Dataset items
==========

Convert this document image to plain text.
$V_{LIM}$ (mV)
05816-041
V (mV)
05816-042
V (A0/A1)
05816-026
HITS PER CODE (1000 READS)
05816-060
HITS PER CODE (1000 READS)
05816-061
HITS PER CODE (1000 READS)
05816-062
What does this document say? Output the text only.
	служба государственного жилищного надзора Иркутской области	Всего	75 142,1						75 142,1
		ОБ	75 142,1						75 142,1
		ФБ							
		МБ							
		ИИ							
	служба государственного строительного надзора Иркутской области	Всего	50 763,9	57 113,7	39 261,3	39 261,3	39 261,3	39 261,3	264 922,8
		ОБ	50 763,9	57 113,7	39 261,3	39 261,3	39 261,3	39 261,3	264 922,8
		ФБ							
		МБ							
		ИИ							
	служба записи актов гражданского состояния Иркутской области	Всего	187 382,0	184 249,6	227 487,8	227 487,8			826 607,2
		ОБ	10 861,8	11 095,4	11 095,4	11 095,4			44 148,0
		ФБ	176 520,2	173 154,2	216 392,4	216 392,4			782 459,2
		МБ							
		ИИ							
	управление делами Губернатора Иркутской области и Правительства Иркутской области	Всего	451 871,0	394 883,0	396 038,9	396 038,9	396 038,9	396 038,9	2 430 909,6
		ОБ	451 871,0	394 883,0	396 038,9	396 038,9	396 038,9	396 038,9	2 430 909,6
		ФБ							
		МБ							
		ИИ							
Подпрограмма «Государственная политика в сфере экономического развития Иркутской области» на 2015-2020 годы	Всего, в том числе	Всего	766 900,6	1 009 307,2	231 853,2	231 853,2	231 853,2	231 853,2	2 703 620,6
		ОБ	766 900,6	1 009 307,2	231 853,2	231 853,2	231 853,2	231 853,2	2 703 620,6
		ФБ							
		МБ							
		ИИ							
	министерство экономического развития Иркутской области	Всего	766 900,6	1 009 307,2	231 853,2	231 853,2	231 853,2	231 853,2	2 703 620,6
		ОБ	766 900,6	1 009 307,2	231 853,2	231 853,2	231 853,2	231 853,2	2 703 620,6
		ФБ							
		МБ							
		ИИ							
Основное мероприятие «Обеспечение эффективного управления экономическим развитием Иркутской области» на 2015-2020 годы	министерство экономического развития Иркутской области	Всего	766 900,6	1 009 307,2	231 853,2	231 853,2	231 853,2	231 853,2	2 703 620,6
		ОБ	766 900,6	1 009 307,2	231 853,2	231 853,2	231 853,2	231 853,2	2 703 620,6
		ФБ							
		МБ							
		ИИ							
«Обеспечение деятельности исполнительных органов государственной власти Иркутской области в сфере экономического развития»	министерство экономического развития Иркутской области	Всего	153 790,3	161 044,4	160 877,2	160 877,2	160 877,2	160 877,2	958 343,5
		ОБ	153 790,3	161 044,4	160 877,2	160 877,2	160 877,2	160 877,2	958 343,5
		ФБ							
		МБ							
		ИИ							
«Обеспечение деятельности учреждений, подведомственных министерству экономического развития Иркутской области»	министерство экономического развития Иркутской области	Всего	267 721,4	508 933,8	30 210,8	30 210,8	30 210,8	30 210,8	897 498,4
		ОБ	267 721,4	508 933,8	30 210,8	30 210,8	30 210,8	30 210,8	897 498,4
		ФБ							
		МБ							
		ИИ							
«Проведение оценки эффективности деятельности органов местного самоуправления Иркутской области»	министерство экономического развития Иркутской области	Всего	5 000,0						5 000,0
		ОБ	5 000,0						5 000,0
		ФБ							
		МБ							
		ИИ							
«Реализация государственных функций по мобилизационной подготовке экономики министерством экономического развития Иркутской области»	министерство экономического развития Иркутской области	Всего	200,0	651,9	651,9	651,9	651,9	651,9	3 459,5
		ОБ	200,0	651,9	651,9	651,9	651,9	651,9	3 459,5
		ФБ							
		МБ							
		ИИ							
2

==========

● **Job**: Return each line of the records above exactly as it reads.

● **Result**:
Convert this document image to plain text.
$V_{LIM}$ (mV)
05816-041
V (mV)
05816-042
V (A0/A1)
05816-026
HITS PER CODE (1000 READS)
05816-060
HITS PER CODE (1000 READS)
05816-061
HITS PER CODE (1000 READS)
05816-062
What does this document say? Output the text only.
	служба государственного жилищного надзора Иркутской области	Всего	75 142,1						75 142,1
		ОБ	75 142,1						75 142,1
		ФБ							
		МБ							
		ИИ							
	служба государственного строительного надзора Иркутской области	Всего	50 763,9	57 113,7	39 261,3	39 261,3	39 261,3	39 261,3	264 922,8
		ОБ	50 763,9	57 113,7	39 261,3	39 261,3	39 261,3	39 261,3	264 922,8
		ФБ							
		МБ							
		ИИ							
	служба записи актов гражданского состояния Иркутской области	Всего	187 382,0	184 249,6	227 487,8	227 487,8			826 607,2
		ОБ	10 861,8	11 095,4	11 095,4	11 095,4			44 148,0
		ФБ	176 520,2	173 154,2	216 392,4	216 392,4			782 459,2
		МБ							
		ИИ							
	управление делами Губернатора Иркутской области и Правительства Иркутской области	Всего	451 871,0	394 883,0	396 038,9	396 038,9	396 038,9	396 038,9	2 430 909,6
		ОБ	451 871,0	394 883,0	396 038,9	396 038,9	396 038,9	396 038,9	2 430 909,6
		ФБ							
		МБ							
		ИИ							
Подпрограмма «Государственная политика в сфере экономического развития Иркутской области» на 2015-2020 годы	Всего, в том числе	Всего	766 900,6	1 009 307,2	231 853,2	231 853,2	231 853,2	231 853,2	2 703 620,6
		ОБ	766 900,6	1 009 307,2	231 853,2	231 853,2	231 853,2	231 853,2	2 703 620,6
		ФБ							
		МБ							
		ИИ							
	министерство экономического развития Иркутской области	Всего	766 900,6	1 009 307,2	231 853,2	231 853,2	231 853,2	231 853,2	2 703 620,6
		ОБ	766 900,6	1 009 307,2	231 853,2	231 853,2	231 853,2	231 853,2	2 703 620,6
		ФБ							
		МБ							
		ИИ							
Основное мероприятие «Обеспечение эффективного управления экономическим развитием Иркутской области» на 2015-2020 годы	министерство экономического развития Иркутской области	Всего	766 900,6	1 009 307,2	231 853,2	231 853,2	231 853,2	231 853,2	2 703 620,6
		ОБ	766 900,6	1 009 307,2	231 853,2	231 853,2	231 853,2	231 853,2	2 703 620,6
		ФБ							
		МБ							
		ИИ							
«Обеспечение деятельности исполнительных органов государственной власти Иркутской области в сфере экономического развития»	министерство экономического развития Иркутской области	Всего	153 790,3	161 044,4	160 877,2	160 877,2	160 877,2	160 877,2	958 343,5
		ОБ	153 790,3	161 044,4	160 877,2	160 877,2	160 877,2	160 877,2	958 343,5
		ФБ							
		МБ							
		ИИ							
«Обеспечение деятельности учреждений, подведомственных министерству экономического развития Иркутской области»	министерство экономического развития Иркутской области	Всего	267 721,4	508 933,8	30 210,8	30 210,8	30 210,8	30 210,8	897 498,4
		ОБ	267 721,4	508 933,8	30 210,8	30 210,8	30 210,8	30 210,8	897 498,4
		ФБ							
		МБ							
		ИИ							
«Проведение оценки эффективности деятельности органов местного самоуправления Иркутской области»	министерство экономического развития Иркутской области	Всего	5 000,0						5 000,0
		ОБ	5 000,0						5 000,0
		ФБ							
		МБ							
		ИИ							
«Реализация государственных функций по мобилизационной подготовке экономики министерством экономического развития Иркутской области»	министерство экономического развития Иркутской области	Всего	200,0	651,9	651,9	651,9	651,9	651,9	3 459,5
		ОБ	200,0	651,9	651,9	651,9	651,9	651,9	3 459,5
		ФБ							
		МБ							
		ИИ							
2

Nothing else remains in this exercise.